Undervalued players to target
It's not too late.
OK, for some of you, it's too late. You invested heavily in Brandon Webb and Jacoby Ellsbury, you bit hard on Grady Sizemore and Rich Harden, and now your fantasy baseball team looks like Zach Galifianakis after a five-day bender. (Quick side note: did you ever wonder what the alternate title to "The Hangover" is in Israel? "Stopping in Vegas on the Way to a Wedding." How literal.)
For the rest of you, though, despite the fact that we're nearly two-thirds of the way through the regular season and the Aug. 1 trade deadline is nearly upon us, it's still very possible to rally in your standings. It always seems like a terrible problem. You say to yourself, "How can I possibly budge my team in ERA or home runs? I'm hopelessly behind!" But it happens every year. Someone zooms from nowhere on the strength of an incredible final six-to-eight weeks, and makes a run. Why shouldn't that person be you?

#### PROBLEM REQUIREMENTS:
Answer these from the fantasy baseball column:
(a) Which two players does it say some readers invested heavily in?
(b) What title does it give for "The Hangover" in Israel?
(c) On what date does it place the trade deadline?

#### STORED DATA:
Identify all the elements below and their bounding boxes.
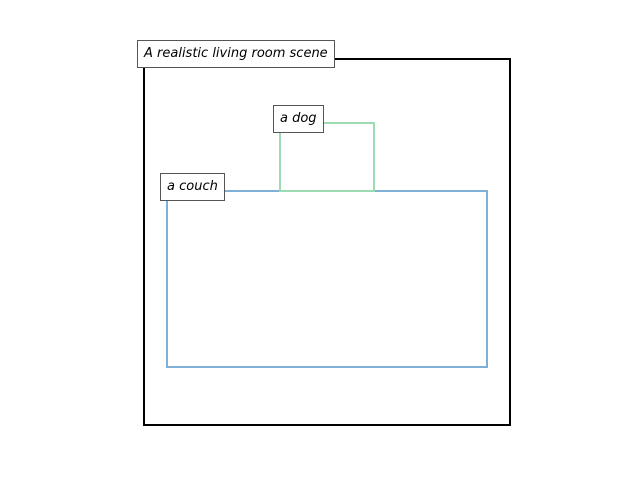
couch-label: a couch bbox=[160, 173, 225, 201]
dog-bounding-box bbox=[279, 122, 375, 192]
dog-label: a dog bbox=[273, 105, 324, 133]
scene-label: A realistic living room scene bbox=[137, 40, 335, 68]
couch-bounding-box bbox=[166, 190, 488, 368]
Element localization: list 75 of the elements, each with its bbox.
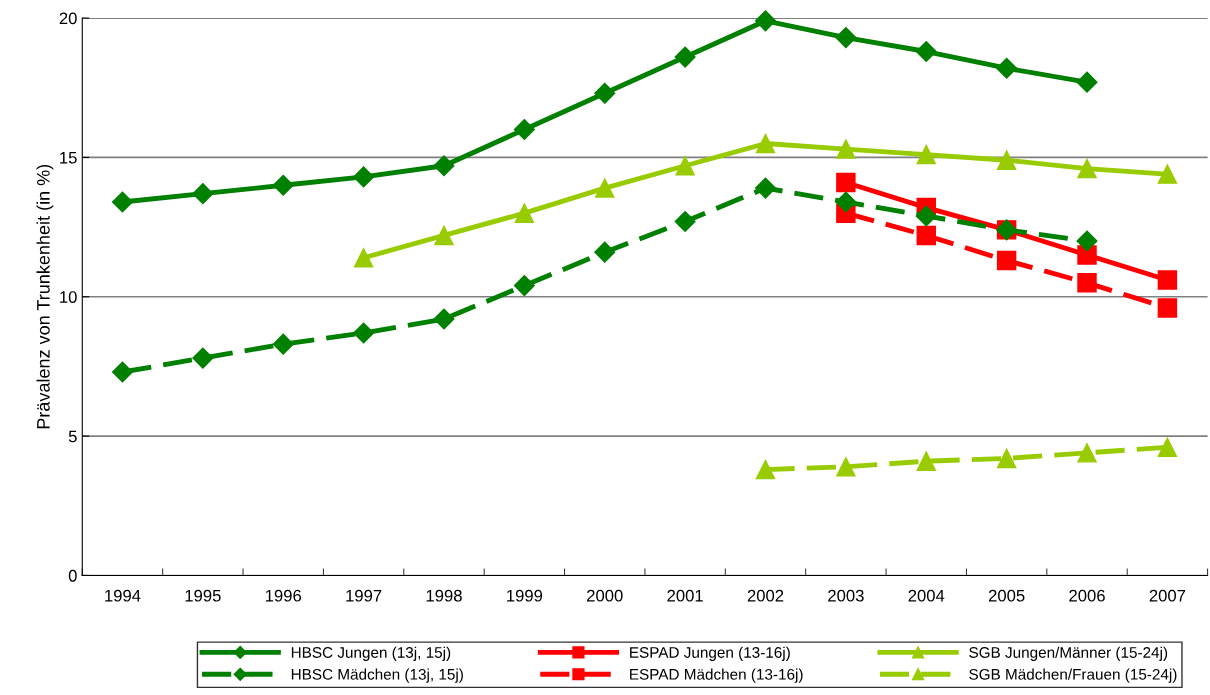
point <box>272 174 294 196</box>
point <box>353 248 374 268</box>
point <box>1157 164 1178 184</box>
point <box>434 225 454 246</box>
y-tick-label: 20 <box>59 12 77 25</box>
point <box>192 183 214 205</box>
x-tick-label: 1999 <box>507 589 543 602</box>
x-tick-label: 2003 <box>828 589 864 602</box>
point <box>594 82 616 104</box>
point <box>836 172 856 193</box>
point <box>996 448 1017 469</box>
point <box>111 191 133 213</box>
x-tick-label: 1994 <box>105 589 141 602</box>
point <box>754 10 777 32</box>
point <box>1076 71 1098 93</box>
legend-label: HBSC Mädchen (13j, 15j) <box>291 668 463 683</box>
legend-label: ESPAD Mädchen (13-16j) <box>630 668 803 683</box>
point <box>353 166 375 188</box>
point <box>433 155 455 177</box>
point <box>675 156 695 176</box>
point <box>915 40 937 63</box>
point <box>1157 298 1178 318</box>
y-tick-label: 0 <box>68 569 77 582</box>
point <box>513 275 535 297</box>
point <box>1077 158 1097 179</box>
point <box>755 133 776 154</box>
point <box>915 205 937 227</box>
point <box>996 57 1018 79</box>
legend-label: SGB Jungen/Männer (15-24j) <box>969 646 1168 661</box>
x-tick-label: 1997 <box>346 589 382 602</box>
y-tick-label: 5 <box>68 430 77 443</box>
point <box>1077 245 1097 265</box>
y-tick-label: 10 <box>60 291 77 303</box>
x-tick-label: 2001 <box>667 589 703 602</box>
x-tick-label: 2004 <box>908 589 945 602</box>
point <box>353 322 375 344</box>
point <box>192 347 214 369</box>
point <box>916 225 936 246</box>
legend-label: SGB Mädchen/Frauen (15-24j) <box>969 668 1177 683</box>
x-tick-label: 2000 <box>587 589 623 602</box>
point <box>513 119 535 141</box>
legend-label: ESPAD Jungen (13-16j) <box>630 646 790 661</box>
point <box>996 250 1017 271</box>
point <box>674 46 696 68</box>
point <box>595 178 615 198</box>
x-tick-label: 1996 <box>265 589 302 602</box>
point <box>755 459 776 480</box>
point <box>514 203 535 223</box>
legend-label: HBSC Jungen (13j, 15j) <box>291 646 451 661</box>
point <box>1157 270 1178 290</box>
point <box>754 177 777 199</box>
point <box>835 191 857 213</box>
point <box>1077 273 1097 293</box>
x-tick-label: 2006 <box>1069 589 1105 602</box>
point <box>835 27 857 49</box>
point <box>594 241 616 263</box>
x-tick-label: 2002 <box>747 589 784 602</box>
point <box>433 308 455 330</box>
x-tick-label: 2005 <box>988 589 1025 602</box>
point <box>996 150 1017 170</box>
x-tick-label: 2007 <box>1149 589 1186 602</box>
x-tick-label: 1995 <box>185 589 221 602</box>
point <box>674 211 696 233</box>
point <box>1077 443 1097 463</box>
point <box>836 139 856 159</box>
x-tick-label: 1998 <box>426 589 462 602</box>
point <box>836 457 856 477</box>
y-tick-label: 15 <box>60 151 77 164</box>
point <box>1157 437 1178 457</box>
point <box>916 144 936 165</box>
point <box>1076 230 1098 252</box>
point <box>916 451 936 471</box>
point <box>111 361 133 383</box>
y-axis-title: Prävalenz von Trunkenheit (in %) <box>36 164 54 429</box>
point <box>272 333 294 355</box>
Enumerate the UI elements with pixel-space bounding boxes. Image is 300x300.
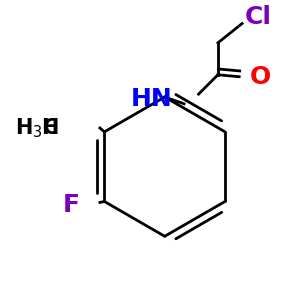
Text: HN: HN xyxy=(131,87,172,111)
Text: O: O xyxy=(250,65,271,89)
Text: F: F xyxy=(62,193,80,217)
Text: H: H xyxy=(41,118,58,138)
Text: H$_3$C: H$_3$C xyxy=(15,116,58,140)
Text: Cl: Cl xyxy=(245,5,272,29)
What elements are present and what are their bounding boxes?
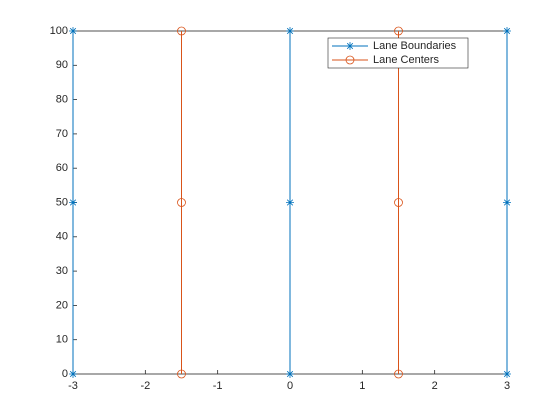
x-tick-label: -1 — [213, 380, 223, 392]
x-tick-label: -2 — [140, 380, 150, 392]
y-tick-label: 40 — [56, 231, 68, 243]
x-tick-label: -3 — [68, 380, 78, 392]
series-line — [181, 31, 399, 374]
x-tick-label: 3 — [504, 380, 510, 392]
marker — [345, 55, 355, 65]
x-tick-label: 2 — [432, 380, 438, 392]
y-tick-label: 70 — [56, 128, 68, 140]
marker — [69, 198, 77, 207]
y-tick-label: 80 — [56, 94, 68, 106]
marker — [503, 27, 511, 35]
y-tick-label: 20 — [56, 299, 68, 311]
marker — [394, 198, 403, 207]
marker — [286, 198, 294, 207]
y-tick-label: 90 — [56, 59, 68, 71]
marker — [394, 369, 403, 379]
marker — [503, 198, 511, 207]
legend-label: Lane Centers — [373, 54, 440, 66]
legend-label: Lane Boundaries — [373, 40, 457, 52]
legend: Lane Boundaries Lane Centers — [327, 37, 469, 69]
legend-box — [327, 37, 469, 69]
marker — [394, 26, 403, 36]
y-tick-label: 50 — [56, 196, 68, 208]
marker — [177, 369, 186, 379]
marker — [286, 370, 294, 378]
y-tick-label: 30 — [56, 265, 68, 277]
marker — [177, 26, 186, 36]
x-tick-label: 1 — [359, 380, 365, 392]
x-tick-label: 0 — [287, 380, 293, 392]
marker — [503, 370, 511, 378]
marker — [177, 198, 186, 207]
marker — [346, 42, 354, 50]
y-tick-label: 100 — [50, 25, 68, 37]
marker — [69, 370, 77, 378]
marker — [69, 27, 77, 35]
y-tick-label: 10 — [56, 334, 68, 346]
marker — [286, 27, 294, 35]
y-tick-label: 60 — [56, 162, 68, 174]
y-tick-label: 0 — [62, 368, 68, 380]
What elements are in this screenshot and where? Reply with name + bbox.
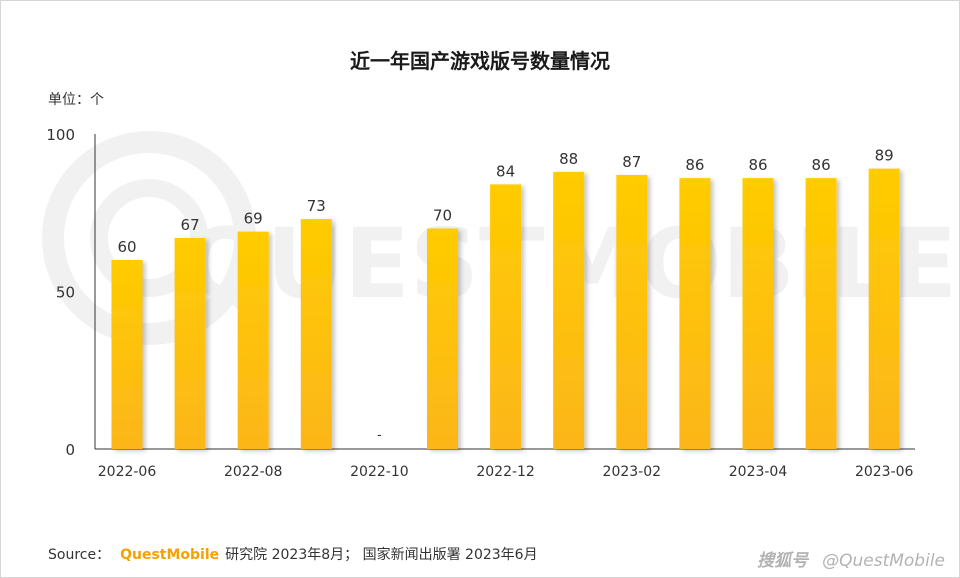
data-label: 84 [496,162,515,180]
source-prefix: Source： [48,547,111,563]
bar [111,260,143,449]
bar [616,174,648,449]
bar [237,231,269,449]
bar [490,184,522,449]
bar [742,178,774,449]
y-tick-label: 50 [56,284,75,302]
bar [300,219,332,449]
bar [553,171,585,450]
y-tick-label: 100 [46,126,75,144]
x-tick-label: 2023-02 [603,464,662,480]
source-suffix: 研究院 2023年8月； 国家新闻出版署 2023年6月 [225,547,538,563]
x-tick-label: 2022-12 [476,464,535,480]
questmobile-brand: QuestMobile [120,547,220,563]
y-tick-label: 0 [65,441,75,459]
data-label: 86 [748,156,767,174]
data-label: 86 [812,156,831,174]
data-label: 86 [685,156,704,174]
data-label: 60 [117,238,136,256]
bar [868,168,900,449]
bar [805,178,837,449]
x-tick-label: 2022-06 [98,464,157,480]
bar [174,237,206,449]
data-label: 73 [307,197,326,215]
data-label: 88 [559,150,578,168]
watermark-text: @QuestMobile [822,551,945,571]
x-tick-label: 2022-08 [224,464,283,480]
source-footer: Source： QuestMobile 研究院 2023年8月； 国家新闻出版署 2… [48,544,538,564]
data-label: 69 [244,210,263,228]
data-label: 89 [875,147,894,165]
unit-label: 单位：个 [48,92,104,108]
chart-title: 近一年国产游戏版号数量情况 [350,49,610,73]
x-tick-label: 2022-10 [350,464,409,480]
bar [427,228,458,449]
data-label: - [377,428,382,443]
x-tick-label: 2023-04 [729,464,788,480]
bar [679,178,711,449]
data-label: 67 [181,216,200,234]
data-label: 70 [433,207,452,225]
watermark: 搜狐号 @QuestMobile [757,546,945,571]
data-label: 87 [622,153,641,171]
x-tick-label: 2023-06 [855,464,914,480]
sohu-logo: 搜狐号 [757,551,809,571]
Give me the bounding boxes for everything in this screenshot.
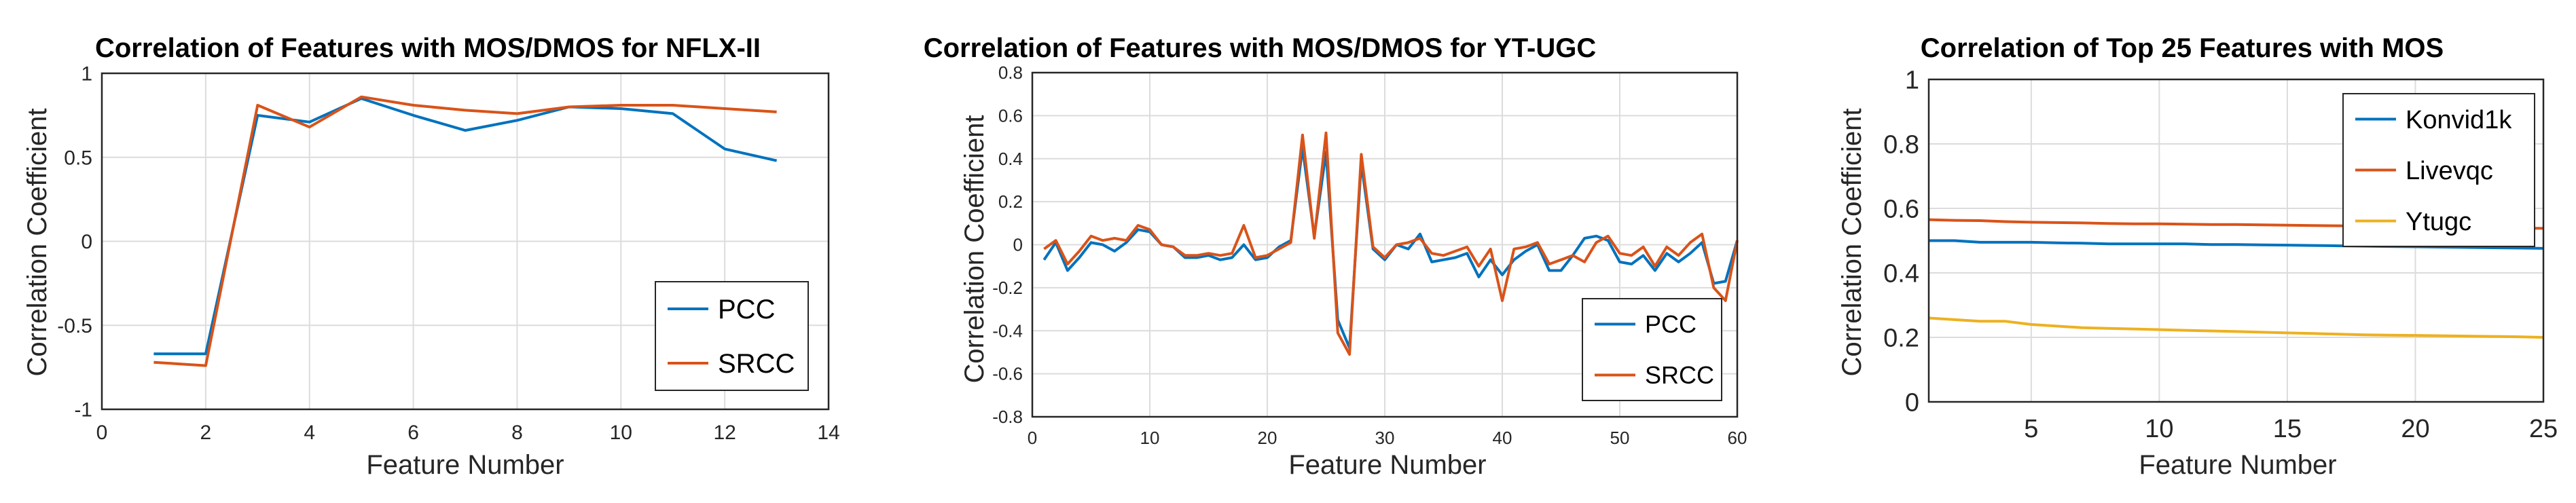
y-tick-label: -1	[74, 399, 92, 422]
series-lines	[153, 95, 778, 367]
x-axis-label: Feature Number	[2139, 450, 2336, 480]
y-tick-label: 0	[81, 231, 92, 253]
x-tick-label: 0	[96, 422, 108, 444]
plot-frame	[101, 72, 830, 411]
x-tick-label: 5	[2024, 415, 2038, 443]
legend-label: SRCC	[718, 349, 795, 379]
x-tick-label: 60	[1728, 428, 1747, 448]
y-tick-label: -0.8	[992, 407, 1023, 427]
y-axis-label: Correlation Coefficient	[1837, 108, 1867, 376]
x-tick-labels: 5 10 15 20 25	[2024, 415, 2558, 443]
legend-label: Ytugc	[2406, 208, 2471, 236]
y-axis-label: Correlation Coefficient	[960, 115, 990, 383]
x-tick-label: 0	[1028, 428, 1037, 448]
y-tick-label: 0	[1905, 388, 1919, 417]
y-tick-label: 0.6	[1883, 195, 1919, 223]
chart-nflx-ii: Correlation of Features with MOS/DMOS fo…	[22, 33, 840, 480]
y-tick-labels: -0.8 -0.6 -0.4 -0.2 0 0.2 0.4 0.6 0.8	[992, 62, 1023, 427]
x-tick-label: 10	[1140, 428, 1160, 448]
y-tick-label: 0.2	[1883, 324, 1919, 352]
y-tick-label: 0.8	[998, 62, 1023, 83]
x-tick-labels: 0 10 20 30 40 50 60	[1028, 428, 1747, 448]
y-tick-label: -0.2	[992, 278, 1023, 298]
y-tick-label: 0.5	[64, 147, 92, 169]
plot-frame	[1927, 78, 2545, 403]
x-tick-label: 12	[713, 422, 736, 444]
x-tick-label: 4	[304, 422, 315, 444]
series-lines	[1042, 131, 1739, 356]
legend-label: Konvid1k	[2406, 106, 2512, 134]
x-tick-label: 14	[817, 422, 839, 444]
x-tick-label: 10	[610, 422, 632, 444]
y-tick-label: 0.8	[1883, 130, 1919, 159]
y-tick-label: -0.4	[992, 320, 1023, 341]
x-tick-label: 8	[511, 422, 523, 444]
chart-top-25: Correlation of Top 25 Features with MOS …	[1837, 33, 2558, 480]
y-tick-label: 0.4	[1883, 259, 1919, 288]
legend-label: SRCC	[1645, 361, 1714, 389]
y-tick-label: 1	[1905, 66, 1919, 94]
x-tick-label: 40	[1493, 428, 1512, 448]
chart-title: Correlation of Top 25 Features with MOS	[1921, 33, 2444, 63]
series-line-ytugc	[1928, 316, 2544, 339]
y-tick-labels: 0 0.2 0.4 0.6 0.8 1	[1883, 66, 1919, 417]
x-tick-label: 20	[2401, 415, 2429, 443]
chart-title: Correlation of Features with MOS/DMOS fo…	[924, 33, 1596, 63]
x-tick-labels: 0 2 4 6 8 10 12 14	[96, 422, 840, 444]
y-axis-label: Correlation Coefficient	[22, 108, 52, 376]
legend-label: Livevqc	[2406, 157, 2493, 185]
x-tick-label: 15	[2273, 415, 2302, 443]
x-tick-label: 25	[2529, 415, 2558, 443]
x-tick-label: 10	[2145, 415, 2173, 443]
y-tick-label: 0.4	[998, 149, 1023, 169]
chart-title: Correlation of Features with MOS/DMOS fo…	[95, 33, 761, 63]
x-tick-label: 2	[200, 422, 212, 444]
legend-label: PCC	[718, 295, 775, 324]
y-tick-label: 0.6	[998, 105, 1023, 126]
legend: PCC SRCC	[655, 281, 809, 391]
x-tick-label: 30	[1375, 428, 1395, 448]
series-line-pcc	[153, 97, 778, 356]
y-tick-label: 0.2	[998, 191, 1023, 212]
x-axis-label: Feature Number	[366, 450, 564, 480]
y-tick-label: -0.5	[57, 315, 92, 337]
y-tick-labels: -1 -0.5 0 0.5 1	[57, 63, 92, 422]
series-line-srcc	[153, 95, 777, 367]
series-line-srcc	[1043, 131, 1739, 356]
plot-frame	[1031, 71, 1739, 418]
y-tick-label: 0	[1013, 235, 1023, 255]
legend: Konvid1k Livevqc Ytugc	[2342, 93, 2535, 247]
chart-yt-ugc: Correlation of Features with MOS/DMOS fo…	[924, 33, 1747, 480]
y-tick-label: -0.6	[992, 364, 1023, 384]
legend-box	[1582, 298, 1722, 401]
x-axis-label: Feature Number	[1288, 450, 1486, 480]
y-tick-label: 1	[81, 63, 92, 86]
legend-box	[655, 281, 809, 391]
legend-label: PCC	[1645, 310, 1697, 338]
legend: PCC SRCC	[1582, 298, 1722, 401]
x-tick-label: 6	[407, 422, 419, 444]
x-tick-label: 50	[1610, 428, 1630, 448]
x-tick-label: 20	[1258, 428, 1277, 448]
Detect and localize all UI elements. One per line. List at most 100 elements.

#### COMPLETE ANSWER:
(a) Brandon Webb and Jacoby Ellsbury
(b) "Stopping in Vegas on the Way to a Wedding."
(c) Aug. 1